▶ [Extracted entries]

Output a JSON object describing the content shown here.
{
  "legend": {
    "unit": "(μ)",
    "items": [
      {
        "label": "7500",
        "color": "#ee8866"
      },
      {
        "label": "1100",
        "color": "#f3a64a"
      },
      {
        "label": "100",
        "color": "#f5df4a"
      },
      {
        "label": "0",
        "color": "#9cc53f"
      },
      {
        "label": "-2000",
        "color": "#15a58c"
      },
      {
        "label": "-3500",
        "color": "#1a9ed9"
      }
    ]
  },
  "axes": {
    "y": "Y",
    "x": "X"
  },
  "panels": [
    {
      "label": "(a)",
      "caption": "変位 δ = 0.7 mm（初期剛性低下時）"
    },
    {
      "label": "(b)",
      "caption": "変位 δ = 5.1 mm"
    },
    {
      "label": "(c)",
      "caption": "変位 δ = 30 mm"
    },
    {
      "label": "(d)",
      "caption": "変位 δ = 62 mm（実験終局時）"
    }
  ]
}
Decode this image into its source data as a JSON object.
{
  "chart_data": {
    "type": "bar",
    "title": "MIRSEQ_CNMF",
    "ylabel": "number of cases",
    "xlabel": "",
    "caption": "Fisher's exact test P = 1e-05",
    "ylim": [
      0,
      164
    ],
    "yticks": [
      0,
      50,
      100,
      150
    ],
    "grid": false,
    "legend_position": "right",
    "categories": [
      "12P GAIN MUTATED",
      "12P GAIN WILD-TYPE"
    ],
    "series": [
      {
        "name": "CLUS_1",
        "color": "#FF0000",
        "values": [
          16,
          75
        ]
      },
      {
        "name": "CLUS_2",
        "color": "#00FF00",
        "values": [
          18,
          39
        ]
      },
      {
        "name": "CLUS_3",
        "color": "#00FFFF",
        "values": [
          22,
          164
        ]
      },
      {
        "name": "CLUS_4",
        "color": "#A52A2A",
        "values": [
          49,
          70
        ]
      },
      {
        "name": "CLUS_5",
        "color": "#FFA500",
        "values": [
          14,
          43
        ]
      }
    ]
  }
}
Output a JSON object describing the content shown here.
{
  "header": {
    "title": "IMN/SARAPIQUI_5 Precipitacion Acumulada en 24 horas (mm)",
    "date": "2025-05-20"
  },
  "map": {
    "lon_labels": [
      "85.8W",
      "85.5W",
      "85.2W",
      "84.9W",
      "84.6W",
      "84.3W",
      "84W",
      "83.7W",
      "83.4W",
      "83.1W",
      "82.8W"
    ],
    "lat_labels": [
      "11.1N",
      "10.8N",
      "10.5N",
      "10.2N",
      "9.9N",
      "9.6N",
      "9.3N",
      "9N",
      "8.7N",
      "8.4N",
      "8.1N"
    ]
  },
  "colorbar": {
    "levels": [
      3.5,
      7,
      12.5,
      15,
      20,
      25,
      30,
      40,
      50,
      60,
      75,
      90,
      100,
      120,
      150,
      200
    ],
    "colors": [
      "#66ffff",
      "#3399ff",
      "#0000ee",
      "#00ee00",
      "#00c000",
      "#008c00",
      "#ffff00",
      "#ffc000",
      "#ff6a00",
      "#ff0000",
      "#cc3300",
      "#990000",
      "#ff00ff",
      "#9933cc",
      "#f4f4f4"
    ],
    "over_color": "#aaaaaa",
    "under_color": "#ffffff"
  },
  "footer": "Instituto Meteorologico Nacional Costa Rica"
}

▶ [Aim] Copy out each line of the material that holds the word "name".

▶ [Worked solution]
        "name": "CLUS_1",
        "name": "CLUS_2",
        "name": "CLUS_3",
        "name": "CLUS_4",
        "name": "CLUS_5",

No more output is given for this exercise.